--- BEGIN Data excerpts ---

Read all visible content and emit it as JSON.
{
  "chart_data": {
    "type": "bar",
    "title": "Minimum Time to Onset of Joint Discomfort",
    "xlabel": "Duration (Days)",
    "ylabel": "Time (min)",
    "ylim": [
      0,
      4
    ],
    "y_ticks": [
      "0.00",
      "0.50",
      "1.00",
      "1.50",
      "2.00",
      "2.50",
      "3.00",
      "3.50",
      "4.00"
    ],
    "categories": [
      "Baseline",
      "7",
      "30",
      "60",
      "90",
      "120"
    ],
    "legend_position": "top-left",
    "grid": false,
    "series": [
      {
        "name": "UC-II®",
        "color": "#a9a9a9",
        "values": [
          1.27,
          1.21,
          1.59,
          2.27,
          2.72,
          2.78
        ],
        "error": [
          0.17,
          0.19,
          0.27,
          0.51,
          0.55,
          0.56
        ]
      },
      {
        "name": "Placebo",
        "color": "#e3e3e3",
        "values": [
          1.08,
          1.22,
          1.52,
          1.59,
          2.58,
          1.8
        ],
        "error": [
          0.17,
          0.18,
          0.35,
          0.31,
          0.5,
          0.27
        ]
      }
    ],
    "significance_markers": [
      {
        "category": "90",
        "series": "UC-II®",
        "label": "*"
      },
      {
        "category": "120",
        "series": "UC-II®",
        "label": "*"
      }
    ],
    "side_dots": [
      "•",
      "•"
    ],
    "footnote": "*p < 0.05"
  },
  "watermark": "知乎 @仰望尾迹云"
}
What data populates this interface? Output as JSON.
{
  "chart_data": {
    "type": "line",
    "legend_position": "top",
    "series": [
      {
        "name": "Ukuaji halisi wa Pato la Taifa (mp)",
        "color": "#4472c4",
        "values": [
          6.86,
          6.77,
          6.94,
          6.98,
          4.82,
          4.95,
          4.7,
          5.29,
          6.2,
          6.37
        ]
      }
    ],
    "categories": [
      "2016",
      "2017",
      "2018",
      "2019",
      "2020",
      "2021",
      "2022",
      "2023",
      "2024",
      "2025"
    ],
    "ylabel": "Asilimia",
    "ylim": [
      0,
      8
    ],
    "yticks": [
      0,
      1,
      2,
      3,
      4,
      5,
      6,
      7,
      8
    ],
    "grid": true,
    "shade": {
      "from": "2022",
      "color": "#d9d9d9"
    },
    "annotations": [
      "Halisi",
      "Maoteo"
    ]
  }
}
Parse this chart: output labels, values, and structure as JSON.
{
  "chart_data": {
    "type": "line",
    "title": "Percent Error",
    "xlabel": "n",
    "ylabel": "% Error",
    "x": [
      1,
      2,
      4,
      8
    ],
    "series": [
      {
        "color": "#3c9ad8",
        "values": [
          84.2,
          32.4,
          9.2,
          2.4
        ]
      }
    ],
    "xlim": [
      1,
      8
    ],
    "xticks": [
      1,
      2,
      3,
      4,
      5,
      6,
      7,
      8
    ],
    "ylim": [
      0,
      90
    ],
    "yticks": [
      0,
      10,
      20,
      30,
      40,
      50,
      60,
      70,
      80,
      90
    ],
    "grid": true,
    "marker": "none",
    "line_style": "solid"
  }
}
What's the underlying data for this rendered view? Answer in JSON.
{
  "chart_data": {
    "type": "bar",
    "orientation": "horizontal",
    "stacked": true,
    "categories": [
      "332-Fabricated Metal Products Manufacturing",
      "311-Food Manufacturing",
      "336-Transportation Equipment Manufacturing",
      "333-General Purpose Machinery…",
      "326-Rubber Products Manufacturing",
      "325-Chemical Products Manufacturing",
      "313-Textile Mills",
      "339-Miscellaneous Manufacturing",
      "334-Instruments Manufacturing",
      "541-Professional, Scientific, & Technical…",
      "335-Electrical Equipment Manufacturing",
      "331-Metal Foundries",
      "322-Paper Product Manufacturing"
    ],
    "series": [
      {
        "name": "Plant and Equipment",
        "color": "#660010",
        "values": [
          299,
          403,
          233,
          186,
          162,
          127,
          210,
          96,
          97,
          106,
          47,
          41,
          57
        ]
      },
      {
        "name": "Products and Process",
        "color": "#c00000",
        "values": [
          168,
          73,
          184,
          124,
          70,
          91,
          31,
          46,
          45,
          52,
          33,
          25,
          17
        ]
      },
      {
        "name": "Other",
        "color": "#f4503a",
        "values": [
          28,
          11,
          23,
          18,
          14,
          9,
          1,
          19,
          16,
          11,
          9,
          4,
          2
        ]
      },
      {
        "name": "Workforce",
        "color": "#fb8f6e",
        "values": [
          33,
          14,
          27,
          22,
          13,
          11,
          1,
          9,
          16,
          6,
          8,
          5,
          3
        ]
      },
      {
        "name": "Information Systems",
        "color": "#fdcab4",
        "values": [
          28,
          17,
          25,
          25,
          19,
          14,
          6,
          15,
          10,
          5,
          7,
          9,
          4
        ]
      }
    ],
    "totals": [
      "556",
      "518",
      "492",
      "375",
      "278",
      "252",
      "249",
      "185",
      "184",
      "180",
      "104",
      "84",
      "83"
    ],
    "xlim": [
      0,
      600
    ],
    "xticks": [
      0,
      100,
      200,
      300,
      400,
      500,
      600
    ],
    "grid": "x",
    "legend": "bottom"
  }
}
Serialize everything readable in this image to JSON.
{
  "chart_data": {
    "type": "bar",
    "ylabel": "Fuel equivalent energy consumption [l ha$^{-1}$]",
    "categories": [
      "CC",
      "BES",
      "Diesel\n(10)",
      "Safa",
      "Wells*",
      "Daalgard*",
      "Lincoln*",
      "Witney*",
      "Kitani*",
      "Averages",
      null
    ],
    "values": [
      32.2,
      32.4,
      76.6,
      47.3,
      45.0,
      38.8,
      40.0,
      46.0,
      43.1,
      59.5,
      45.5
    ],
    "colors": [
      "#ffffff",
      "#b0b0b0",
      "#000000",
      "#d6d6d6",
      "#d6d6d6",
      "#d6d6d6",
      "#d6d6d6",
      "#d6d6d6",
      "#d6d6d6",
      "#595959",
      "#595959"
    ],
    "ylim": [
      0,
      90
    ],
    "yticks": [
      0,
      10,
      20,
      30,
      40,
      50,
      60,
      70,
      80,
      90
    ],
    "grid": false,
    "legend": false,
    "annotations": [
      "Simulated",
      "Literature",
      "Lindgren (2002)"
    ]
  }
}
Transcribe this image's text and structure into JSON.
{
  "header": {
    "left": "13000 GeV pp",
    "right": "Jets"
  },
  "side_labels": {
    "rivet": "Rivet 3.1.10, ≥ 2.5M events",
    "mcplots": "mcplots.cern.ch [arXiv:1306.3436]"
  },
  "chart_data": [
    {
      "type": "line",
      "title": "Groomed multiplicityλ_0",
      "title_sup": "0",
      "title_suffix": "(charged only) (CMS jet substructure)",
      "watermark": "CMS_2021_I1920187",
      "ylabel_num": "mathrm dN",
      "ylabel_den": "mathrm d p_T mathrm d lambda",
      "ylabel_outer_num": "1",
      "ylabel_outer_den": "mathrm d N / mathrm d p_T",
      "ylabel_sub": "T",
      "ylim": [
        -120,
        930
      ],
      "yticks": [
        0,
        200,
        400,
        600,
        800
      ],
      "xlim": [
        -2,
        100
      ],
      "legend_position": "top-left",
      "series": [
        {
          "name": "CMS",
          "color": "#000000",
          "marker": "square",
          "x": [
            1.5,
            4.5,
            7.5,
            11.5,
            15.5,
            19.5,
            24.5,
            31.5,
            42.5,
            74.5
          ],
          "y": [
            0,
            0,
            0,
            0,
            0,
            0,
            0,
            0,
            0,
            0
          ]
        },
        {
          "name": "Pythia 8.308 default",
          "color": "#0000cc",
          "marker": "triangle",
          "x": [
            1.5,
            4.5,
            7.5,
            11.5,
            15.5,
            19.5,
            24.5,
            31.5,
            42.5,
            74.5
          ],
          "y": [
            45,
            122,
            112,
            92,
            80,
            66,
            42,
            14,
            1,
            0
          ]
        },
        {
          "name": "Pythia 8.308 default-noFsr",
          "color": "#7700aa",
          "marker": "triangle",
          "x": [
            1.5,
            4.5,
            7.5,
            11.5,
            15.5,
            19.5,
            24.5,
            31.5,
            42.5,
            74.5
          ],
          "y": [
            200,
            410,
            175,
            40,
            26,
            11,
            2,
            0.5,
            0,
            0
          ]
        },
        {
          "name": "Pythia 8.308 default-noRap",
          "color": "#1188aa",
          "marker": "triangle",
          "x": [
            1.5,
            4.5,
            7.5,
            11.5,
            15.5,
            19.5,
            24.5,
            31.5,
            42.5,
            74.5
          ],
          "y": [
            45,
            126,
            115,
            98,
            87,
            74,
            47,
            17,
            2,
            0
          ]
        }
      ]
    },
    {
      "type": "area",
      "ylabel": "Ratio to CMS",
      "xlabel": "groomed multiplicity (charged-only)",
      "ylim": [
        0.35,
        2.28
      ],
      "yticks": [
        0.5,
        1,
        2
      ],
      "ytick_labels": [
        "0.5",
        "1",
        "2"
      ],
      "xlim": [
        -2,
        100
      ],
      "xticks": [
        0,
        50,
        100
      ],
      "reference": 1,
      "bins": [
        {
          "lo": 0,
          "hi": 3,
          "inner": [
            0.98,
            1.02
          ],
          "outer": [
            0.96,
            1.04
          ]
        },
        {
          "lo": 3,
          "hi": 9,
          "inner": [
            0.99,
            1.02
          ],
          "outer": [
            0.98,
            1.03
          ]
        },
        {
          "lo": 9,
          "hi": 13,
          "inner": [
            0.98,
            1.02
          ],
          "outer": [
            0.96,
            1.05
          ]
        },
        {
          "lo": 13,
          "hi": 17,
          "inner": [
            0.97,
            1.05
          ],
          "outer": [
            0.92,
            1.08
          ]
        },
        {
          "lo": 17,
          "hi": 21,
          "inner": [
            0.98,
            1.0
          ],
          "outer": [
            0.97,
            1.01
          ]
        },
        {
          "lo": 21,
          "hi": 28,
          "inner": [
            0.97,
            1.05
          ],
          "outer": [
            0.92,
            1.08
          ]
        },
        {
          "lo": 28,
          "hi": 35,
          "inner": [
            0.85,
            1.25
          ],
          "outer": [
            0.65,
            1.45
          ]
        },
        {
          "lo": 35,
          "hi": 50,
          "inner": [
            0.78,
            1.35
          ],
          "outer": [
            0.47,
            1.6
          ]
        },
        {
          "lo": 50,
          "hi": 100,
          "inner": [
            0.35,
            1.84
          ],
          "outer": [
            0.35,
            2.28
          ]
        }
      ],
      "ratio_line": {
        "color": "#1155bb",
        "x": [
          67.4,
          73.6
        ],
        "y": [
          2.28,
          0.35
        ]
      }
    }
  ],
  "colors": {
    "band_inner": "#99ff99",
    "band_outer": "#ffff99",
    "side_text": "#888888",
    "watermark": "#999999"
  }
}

--- END Data excerpts ---

List every line above that contains the word "What".

Solution below:
What data populates this interface? Output as JSON.
What's the underlying data for this rendered view? Answer in JSON.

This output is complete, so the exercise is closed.